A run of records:
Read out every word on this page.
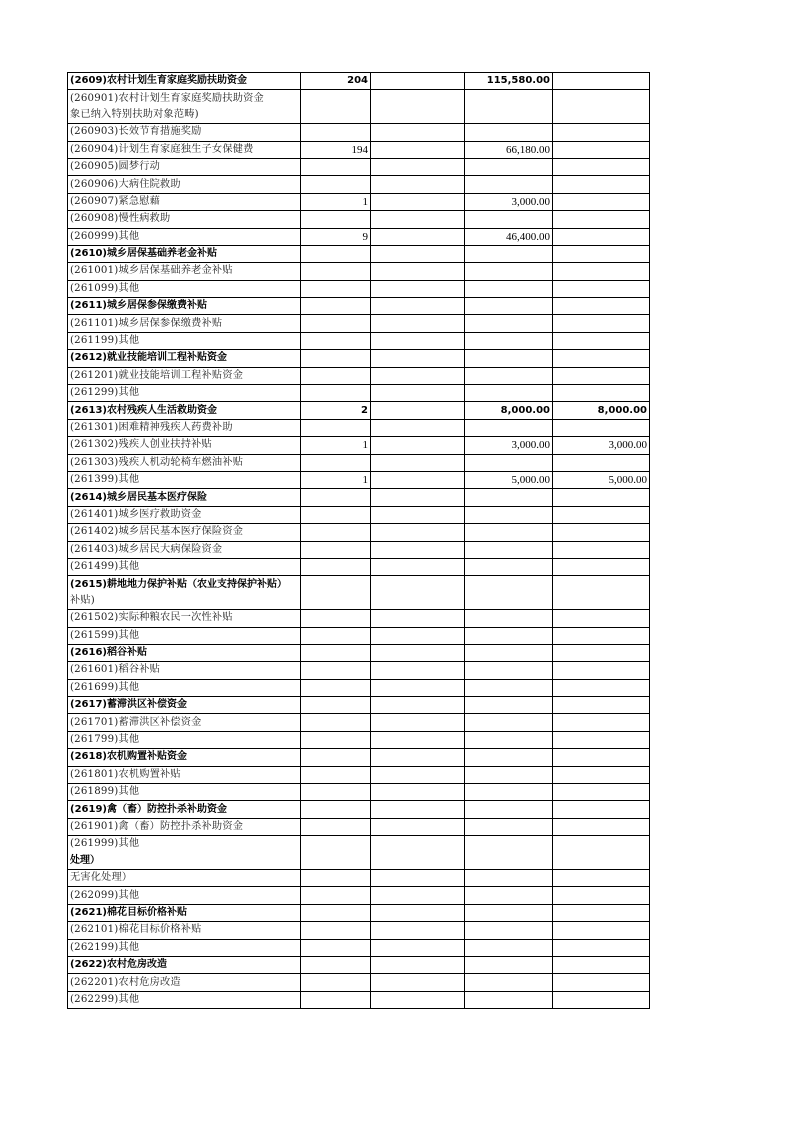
(2609)农村计划生育家庭奖励扶助资金	204		115,580.00	
(260901)农村计划生育家庭奖励扶助资金				
象已纳入特别扶助对象范畴)				
(260903)长效节育措施奖励				
(260904)计划生育家庭独生子女保健费	194		66,180.00	
(260905)圆梦行动				
(260906)大病住院救助				
(260907)紧急慰藉	1		3,000.00	
(260908)慢性病救助				
(260999)其他	9		46,400.00	
(2610)城乡居保基础养老金补贴				
(261001)城乡居保基础养老金补贴				
(261099)其他				
(2611)城乡居保参保缴费补贴				
(261101)城乡居保参保缴费补贴				
(261199)其他				
(2612)就业技能培训工程补贴资金				
(261201)就业技能培训工程补贴资金				
(261299)其他				
(2613)农村残疾人生活救助资金	2		8,000.00	8,000.00
(261301)困难精神残疾人药费补助				
(261302)残疾人创业扶持补贴	1		3,000.00	3,000.00
(261303)残疾人机动轮椅车燃油补贴				
(261399)其他	1		5,000.00	5,000.00
(2614)城乡居民基本医疗保险				
(261401)城乡医疗救助资金				
(261402)城乡居民基本医疗保险资金				
(261403)城乡居民大病保险资金				
(261499)其他				
(2615)耕地地力保护补贴（农业支持保护补贴）				
补贴)				
(261502)实际种粮农民一次性补贴				
(261599)其他				
(2616)稻谷补贴				
(261601)稻谷补贴				
(261699)其他				
(2617)蓄滞洪区补偿资金				
(261701)蓄滞洪区补偿资金				
(261799)其他				
(2618)农机购置补贴资金				
(261801)农机购置补贴				
(261899)其他				
(2619)禽（畜）防控扑杀补助资金				
(261901)禽（畜）防控扑杀补助资金				
(261999)其他				
处理）				
无害化处理）				
(262099)其他				
(2621)棉花目标价格补贴				
(262101)棉花目标价格补贴				
(262199)其他				
(2622)农村危房改造				
(262201)农村危房改造				
(262299)其他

◆ **What the exercise asks**: State how many lines of the listing include "防控扑杀补助资金", and nothing more.

◆ **Result for this task**: 2